◆ **Prompt**: Find the string "placeholder" in the listing and report every line that has it.

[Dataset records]
———

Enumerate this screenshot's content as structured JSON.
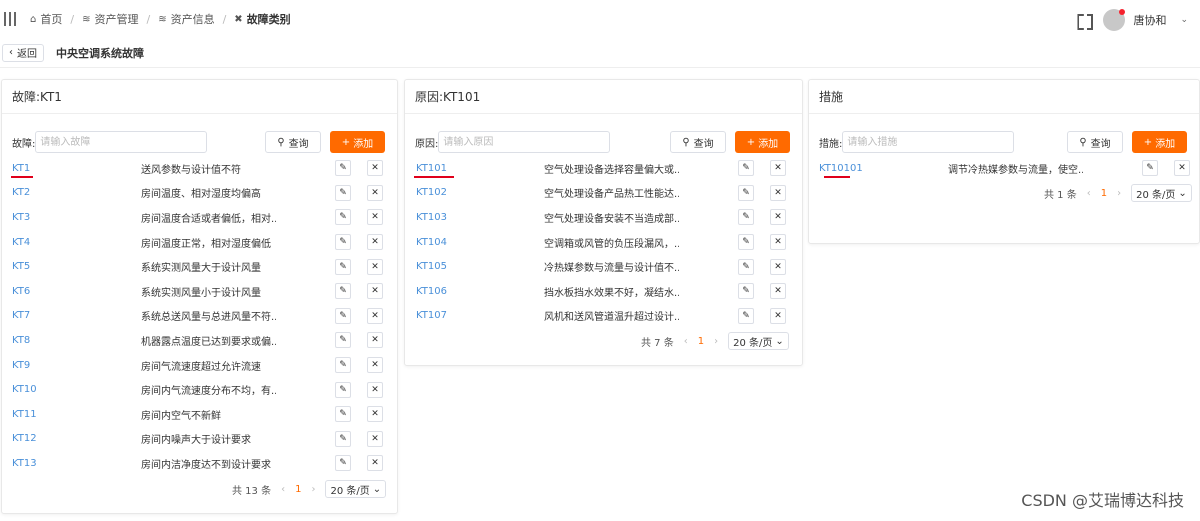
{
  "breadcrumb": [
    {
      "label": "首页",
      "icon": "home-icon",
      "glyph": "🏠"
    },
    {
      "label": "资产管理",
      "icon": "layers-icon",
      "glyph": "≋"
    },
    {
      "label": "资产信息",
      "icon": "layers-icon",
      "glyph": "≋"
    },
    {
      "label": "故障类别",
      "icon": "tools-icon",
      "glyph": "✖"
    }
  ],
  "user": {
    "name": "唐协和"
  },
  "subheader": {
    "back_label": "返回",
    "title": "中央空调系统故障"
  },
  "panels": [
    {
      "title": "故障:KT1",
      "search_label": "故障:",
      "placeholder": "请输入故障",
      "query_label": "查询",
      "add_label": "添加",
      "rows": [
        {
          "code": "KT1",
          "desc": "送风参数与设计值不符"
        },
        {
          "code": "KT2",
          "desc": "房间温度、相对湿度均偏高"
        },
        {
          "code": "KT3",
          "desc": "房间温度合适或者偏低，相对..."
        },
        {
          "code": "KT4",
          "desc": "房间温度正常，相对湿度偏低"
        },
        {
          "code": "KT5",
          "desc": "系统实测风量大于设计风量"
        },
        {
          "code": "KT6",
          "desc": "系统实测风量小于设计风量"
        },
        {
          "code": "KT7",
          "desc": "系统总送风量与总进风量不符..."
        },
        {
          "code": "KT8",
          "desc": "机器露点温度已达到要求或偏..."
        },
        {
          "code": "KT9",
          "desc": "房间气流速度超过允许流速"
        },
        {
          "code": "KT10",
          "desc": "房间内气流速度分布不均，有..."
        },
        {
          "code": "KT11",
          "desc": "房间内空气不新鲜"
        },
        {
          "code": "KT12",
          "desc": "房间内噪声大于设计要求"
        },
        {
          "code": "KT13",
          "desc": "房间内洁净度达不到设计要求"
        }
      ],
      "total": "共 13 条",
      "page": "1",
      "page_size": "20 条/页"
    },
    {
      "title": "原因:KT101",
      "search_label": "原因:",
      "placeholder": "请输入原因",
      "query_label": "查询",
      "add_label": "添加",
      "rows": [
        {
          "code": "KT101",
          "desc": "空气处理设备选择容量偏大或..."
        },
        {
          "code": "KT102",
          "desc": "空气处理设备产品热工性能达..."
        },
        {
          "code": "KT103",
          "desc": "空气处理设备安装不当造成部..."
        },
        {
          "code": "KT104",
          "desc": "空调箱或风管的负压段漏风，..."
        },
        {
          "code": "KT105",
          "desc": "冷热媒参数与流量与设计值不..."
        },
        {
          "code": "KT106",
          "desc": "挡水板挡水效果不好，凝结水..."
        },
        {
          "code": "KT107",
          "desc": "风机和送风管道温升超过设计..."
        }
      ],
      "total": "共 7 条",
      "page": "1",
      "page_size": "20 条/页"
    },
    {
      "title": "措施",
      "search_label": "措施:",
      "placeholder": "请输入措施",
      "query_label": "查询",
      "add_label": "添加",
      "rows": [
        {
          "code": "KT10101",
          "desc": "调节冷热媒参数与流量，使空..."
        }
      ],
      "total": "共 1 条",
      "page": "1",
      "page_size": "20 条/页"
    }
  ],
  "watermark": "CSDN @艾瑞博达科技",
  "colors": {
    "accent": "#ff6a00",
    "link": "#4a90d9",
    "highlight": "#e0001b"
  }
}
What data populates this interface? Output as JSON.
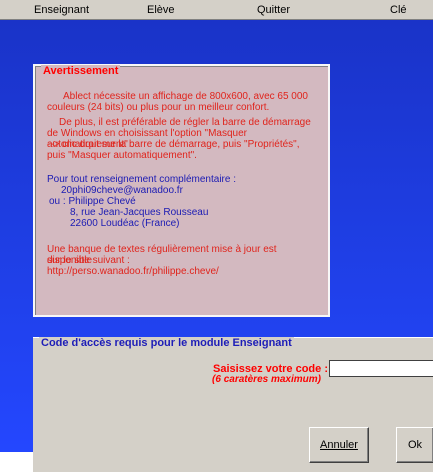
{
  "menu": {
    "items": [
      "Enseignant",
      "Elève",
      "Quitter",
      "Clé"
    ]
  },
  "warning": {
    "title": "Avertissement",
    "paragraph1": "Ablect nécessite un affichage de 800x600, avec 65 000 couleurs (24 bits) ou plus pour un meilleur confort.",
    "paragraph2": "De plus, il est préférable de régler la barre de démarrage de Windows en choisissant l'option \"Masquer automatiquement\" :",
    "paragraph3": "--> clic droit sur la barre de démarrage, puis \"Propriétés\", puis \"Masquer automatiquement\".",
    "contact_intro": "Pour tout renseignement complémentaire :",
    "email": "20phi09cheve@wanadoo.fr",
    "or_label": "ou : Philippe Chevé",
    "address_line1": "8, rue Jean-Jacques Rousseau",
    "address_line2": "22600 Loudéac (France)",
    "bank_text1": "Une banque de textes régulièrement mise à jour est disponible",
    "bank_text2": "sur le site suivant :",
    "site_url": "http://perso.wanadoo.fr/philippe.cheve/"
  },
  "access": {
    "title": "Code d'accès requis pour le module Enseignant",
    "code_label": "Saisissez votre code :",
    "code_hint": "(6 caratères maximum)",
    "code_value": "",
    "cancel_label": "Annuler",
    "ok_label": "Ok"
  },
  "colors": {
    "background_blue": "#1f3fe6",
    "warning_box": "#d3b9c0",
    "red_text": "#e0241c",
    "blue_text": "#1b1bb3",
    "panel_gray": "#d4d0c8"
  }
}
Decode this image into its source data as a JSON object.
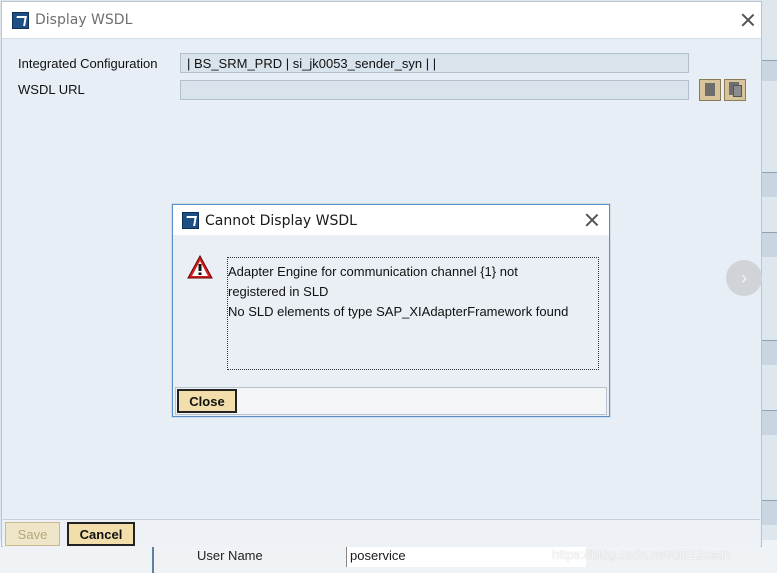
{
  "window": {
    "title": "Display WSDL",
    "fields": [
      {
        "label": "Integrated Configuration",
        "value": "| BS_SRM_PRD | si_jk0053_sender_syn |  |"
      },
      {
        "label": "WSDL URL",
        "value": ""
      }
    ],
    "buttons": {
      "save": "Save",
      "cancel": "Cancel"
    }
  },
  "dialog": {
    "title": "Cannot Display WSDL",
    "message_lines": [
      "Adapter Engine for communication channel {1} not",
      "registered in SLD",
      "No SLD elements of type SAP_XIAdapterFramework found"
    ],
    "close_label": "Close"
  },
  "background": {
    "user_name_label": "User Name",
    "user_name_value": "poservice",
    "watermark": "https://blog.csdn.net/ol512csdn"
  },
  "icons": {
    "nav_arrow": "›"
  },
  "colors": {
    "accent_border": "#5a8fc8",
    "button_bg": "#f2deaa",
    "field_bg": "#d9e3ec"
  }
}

———

◆ **Exercise answer**:
      "placeholder": "请输入故障",
      "placeholder": "请输入原因",
      "placeholder": "请输入措施",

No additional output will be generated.